### Exercise objective
Rewrite the lines from the one containing "Patent image size: (1221, 778)." through the one containing "The springs 124 is at (648, 208).", putting "sectional view" in place of "cross section" and leaving everything else unchanged.

### Data entries
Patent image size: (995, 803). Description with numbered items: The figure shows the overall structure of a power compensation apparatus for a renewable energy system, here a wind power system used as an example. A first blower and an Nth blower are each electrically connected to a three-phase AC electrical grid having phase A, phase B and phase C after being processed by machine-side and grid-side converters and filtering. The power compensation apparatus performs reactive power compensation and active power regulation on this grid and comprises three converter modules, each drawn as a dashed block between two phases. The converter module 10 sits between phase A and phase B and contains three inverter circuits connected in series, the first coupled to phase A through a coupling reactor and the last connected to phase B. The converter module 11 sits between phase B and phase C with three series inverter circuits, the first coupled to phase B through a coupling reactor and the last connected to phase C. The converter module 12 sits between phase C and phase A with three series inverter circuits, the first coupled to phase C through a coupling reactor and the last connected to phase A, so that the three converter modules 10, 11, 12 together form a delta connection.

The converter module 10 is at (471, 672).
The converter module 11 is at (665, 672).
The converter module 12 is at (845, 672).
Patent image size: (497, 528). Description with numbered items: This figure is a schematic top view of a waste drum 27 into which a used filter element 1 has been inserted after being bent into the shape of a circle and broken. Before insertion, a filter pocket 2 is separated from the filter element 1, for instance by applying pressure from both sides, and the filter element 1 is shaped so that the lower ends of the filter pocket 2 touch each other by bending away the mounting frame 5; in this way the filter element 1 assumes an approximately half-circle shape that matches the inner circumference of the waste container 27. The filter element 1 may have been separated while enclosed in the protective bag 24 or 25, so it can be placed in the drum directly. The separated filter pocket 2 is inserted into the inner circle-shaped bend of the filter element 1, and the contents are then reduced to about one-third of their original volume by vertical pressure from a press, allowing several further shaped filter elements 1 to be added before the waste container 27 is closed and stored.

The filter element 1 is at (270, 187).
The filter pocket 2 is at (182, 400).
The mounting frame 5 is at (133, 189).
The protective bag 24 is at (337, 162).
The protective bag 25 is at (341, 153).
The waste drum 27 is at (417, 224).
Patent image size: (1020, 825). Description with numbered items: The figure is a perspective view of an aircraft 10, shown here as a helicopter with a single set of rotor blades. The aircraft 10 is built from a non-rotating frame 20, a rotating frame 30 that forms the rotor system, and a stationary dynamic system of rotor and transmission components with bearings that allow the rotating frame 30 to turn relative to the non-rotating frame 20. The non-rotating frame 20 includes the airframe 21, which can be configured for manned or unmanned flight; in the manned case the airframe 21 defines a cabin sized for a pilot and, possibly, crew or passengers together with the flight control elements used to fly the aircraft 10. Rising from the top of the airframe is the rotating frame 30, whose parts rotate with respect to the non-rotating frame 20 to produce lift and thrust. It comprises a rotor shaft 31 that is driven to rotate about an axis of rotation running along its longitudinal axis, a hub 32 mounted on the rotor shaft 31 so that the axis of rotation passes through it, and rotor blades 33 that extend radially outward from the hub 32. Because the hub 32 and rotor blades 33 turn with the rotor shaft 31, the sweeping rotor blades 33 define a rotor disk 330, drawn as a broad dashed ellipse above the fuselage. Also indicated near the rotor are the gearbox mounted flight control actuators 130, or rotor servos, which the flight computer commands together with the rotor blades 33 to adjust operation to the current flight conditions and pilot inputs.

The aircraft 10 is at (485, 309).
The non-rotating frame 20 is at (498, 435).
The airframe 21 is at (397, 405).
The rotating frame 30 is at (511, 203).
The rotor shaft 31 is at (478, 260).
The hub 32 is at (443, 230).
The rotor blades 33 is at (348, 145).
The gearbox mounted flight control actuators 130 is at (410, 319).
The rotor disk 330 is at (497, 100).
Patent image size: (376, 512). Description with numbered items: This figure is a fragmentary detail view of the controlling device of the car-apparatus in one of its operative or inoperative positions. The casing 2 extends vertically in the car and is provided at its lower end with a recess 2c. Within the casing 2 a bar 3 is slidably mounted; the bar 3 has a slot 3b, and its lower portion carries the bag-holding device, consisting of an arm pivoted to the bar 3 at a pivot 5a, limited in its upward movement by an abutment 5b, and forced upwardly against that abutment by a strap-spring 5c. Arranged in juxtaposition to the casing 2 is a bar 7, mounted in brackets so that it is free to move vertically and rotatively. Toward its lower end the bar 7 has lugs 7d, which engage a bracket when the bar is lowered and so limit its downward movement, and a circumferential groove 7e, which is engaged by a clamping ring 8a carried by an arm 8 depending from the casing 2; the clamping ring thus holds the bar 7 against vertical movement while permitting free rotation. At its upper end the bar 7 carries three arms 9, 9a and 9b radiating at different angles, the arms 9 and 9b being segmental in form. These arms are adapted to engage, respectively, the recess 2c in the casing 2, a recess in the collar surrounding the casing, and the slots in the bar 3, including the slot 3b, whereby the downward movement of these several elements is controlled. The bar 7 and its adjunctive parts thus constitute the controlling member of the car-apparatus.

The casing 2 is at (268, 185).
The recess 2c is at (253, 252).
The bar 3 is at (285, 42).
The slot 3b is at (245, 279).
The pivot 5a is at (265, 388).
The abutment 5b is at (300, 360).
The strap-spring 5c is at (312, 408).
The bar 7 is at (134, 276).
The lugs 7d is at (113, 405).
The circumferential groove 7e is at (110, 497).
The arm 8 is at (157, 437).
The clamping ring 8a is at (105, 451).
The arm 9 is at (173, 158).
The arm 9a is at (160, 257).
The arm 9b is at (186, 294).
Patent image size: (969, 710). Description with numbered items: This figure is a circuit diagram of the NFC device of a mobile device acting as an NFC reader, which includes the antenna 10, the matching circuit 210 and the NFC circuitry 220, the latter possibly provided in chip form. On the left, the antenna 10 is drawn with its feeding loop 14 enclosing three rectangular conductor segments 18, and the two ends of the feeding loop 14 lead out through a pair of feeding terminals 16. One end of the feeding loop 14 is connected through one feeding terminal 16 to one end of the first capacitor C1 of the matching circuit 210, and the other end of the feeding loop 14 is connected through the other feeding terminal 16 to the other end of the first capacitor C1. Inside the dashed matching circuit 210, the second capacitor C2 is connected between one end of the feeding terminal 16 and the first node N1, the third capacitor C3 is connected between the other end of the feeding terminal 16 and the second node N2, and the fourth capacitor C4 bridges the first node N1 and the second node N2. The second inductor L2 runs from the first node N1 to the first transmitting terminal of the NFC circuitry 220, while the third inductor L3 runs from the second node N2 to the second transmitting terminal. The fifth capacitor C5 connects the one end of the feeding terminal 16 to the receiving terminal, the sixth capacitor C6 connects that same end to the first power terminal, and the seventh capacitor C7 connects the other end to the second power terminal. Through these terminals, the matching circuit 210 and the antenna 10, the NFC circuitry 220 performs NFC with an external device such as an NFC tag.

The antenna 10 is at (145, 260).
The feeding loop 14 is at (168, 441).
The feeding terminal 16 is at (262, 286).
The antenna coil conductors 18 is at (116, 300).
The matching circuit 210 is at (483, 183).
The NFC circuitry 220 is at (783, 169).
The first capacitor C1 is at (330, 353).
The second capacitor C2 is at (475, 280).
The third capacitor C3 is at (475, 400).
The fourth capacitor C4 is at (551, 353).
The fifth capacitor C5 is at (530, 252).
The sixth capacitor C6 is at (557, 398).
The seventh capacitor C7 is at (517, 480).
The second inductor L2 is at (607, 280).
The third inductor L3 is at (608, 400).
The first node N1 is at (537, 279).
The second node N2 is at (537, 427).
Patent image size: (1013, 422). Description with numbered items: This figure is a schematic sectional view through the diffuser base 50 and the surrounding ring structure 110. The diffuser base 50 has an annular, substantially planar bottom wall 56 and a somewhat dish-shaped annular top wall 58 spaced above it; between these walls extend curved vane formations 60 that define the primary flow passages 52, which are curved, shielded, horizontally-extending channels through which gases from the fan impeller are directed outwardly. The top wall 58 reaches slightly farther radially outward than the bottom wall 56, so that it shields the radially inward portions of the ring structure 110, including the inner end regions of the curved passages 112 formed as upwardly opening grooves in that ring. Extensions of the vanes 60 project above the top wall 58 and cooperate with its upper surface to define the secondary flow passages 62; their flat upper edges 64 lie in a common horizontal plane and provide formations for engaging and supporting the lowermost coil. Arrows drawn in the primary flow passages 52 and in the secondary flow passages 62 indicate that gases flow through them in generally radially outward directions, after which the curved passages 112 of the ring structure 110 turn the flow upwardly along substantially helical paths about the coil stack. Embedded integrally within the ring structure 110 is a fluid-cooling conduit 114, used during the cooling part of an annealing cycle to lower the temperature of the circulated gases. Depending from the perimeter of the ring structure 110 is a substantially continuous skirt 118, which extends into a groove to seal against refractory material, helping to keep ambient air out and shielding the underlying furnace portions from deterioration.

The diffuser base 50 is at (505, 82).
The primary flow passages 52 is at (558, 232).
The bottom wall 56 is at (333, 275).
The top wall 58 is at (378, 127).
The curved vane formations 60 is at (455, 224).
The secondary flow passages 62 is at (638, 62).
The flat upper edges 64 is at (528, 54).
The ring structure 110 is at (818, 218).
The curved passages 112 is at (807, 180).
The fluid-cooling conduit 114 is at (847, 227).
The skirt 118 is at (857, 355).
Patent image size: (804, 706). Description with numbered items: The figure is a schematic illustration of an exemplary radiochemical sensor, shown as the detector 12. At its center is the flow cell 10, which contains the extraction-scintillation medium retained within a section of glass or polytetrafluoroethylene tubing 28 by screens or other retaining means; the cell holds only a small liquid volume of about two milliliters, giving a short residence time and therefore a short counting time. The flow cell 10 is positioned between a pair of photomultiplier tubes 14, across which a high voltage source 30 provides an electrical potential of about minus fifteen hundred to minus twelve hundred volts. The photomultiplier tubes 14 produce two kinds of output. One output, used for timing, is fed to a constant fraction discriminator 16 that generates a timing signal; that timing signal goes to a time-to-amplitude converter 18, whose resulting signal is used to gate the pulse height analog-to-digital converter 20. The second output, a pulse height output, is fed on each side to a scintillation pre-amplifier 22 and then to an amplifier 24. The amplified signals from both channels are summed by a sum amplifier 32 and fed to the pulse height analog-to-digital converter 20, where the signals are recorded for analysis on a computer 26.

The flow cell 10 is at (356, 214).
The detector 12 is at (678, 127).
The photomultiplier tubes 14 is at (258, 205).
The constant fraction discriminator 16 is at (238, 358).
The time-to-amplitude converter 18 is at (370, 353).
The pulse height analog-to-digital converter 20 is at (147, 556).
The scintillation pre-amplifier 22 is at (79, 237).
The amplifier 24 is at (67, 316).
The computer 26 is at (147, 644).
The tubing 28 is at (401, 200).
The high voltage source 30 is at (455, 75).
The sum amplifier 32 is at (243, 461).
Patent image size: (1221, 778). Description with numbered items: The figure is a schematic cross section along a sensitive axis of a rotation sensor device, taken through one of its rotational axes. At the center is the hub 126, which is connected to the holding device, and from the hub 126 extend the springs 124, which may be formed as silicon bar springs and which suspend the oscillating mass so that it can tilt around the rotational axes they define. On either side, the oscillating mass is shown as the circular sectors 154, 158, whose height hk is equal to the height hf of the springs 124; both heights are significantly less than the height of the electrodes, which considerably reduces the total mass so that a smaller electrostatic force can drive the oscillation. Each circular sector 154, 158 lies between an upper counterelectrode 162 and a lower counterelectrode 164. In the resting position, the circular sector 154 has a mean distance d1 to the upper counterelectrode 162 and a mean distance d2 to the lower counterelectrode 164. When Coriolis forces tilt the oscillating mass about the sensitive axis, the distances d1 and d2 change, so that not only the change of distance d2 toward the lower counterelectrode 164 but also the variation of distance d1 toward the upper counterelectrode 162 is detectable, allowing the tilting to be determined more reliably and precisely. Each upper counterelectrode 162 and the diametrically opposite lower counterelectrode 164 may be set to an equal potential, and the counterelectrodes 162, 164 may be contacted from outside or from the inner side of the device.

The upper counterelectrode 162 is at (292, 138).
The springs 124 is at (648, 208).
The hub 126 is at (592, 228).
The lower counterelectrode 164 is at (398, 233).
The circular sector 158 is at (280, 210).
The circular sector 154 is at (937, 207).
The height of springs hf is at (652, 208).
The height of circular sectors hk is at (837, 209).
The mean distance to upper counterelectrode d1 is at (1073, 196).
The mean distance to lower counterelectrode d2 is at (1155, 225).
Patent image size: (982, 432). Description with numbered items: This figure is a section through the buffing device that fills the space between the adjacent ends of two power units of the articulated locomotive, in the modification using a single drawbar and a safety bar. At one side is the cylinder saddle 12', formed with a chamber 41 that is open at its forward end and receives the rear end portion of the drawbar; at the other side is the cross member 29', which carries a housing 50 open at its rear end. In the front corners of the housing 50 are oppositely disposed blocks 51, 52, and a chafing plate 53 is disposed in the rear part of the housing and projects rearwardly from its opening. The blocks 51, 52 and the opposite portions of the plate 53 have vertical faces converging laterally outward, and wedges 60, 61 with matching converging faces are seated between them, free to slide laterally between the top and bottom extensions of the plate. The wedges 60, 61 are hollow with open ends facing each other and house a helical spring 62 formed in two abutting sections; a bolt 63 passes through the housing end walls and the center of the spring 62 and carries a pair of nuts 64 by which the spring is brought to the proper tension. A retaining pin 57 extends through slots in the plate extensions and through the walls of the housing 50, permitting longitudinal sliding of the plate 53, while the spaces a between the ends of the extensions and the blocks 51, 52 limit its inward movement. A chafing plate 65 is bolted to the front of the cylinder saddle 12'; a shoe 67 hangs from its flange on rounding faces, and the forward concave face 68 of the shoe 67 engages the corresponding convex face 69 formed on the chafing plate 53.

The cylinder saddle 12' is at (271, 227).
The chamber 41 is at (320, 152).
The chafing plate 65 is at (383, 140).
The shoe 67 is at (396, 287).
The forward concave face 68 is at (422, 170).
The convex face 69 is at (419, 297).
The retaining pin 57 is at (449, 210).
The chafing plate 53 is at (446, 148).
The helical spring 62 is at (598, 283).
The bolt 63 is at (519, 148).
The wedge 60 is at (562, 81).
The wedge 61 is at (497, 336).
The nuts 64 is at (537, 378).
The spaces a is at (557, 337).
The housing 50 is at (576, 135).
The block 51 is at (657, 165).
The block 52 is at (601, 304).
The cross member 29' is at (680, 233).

### Task result
Patent image size: (1221, 778). Description with numbered items: The figure is a schematic sectional view along a sensitive axis of a rotation sensor device, taken through one of its rotational axes. At the center is the hub 126, which is connected to the holding device, and from the hub 126 extend the springs 124, which may be formed as silicon bar springs and which suspend the oscillating mass so that it can tilt around the rotational axes they define. On either side, the oscillating mass is shown as the circular sectors 154, 158, whose height hk is equal to the height hf of the springs 124; both heights are significantly less than the height of the electrodes, which considerably reduces the total mass so that a smaller electrostatic force can drive the oscillation. Each circular sector 154, 158 lies between an upper counterelectrode 162 and a lower counterelectrode 164. In the resting position, the circular sector 154 has a mean distance d1 to the upper counterelectrode 162 and a mean distance d2 to the lower counterelectrode 164. When Coriolis forces tilt the oscillating mass about the sensitive axis, the distances d1 and d2 change, so that not only the change of distance d2 toward the lower counterelectrode 164 but also the variation of distance d1 toward the upper counterelectrode 162 is detectable, allowing the tilting to be determined more reliably and precisely. Each upper counterelectrode 162 and the diametrically opposite lower counterelectrode 164 may be set to an equal potential, and the counterelectrodes 162, 164 may be contacted from outside or from the inner side of the device.

The upper counterelectrode 162 is at (292, 138).
The springs 124 is at (648, 208).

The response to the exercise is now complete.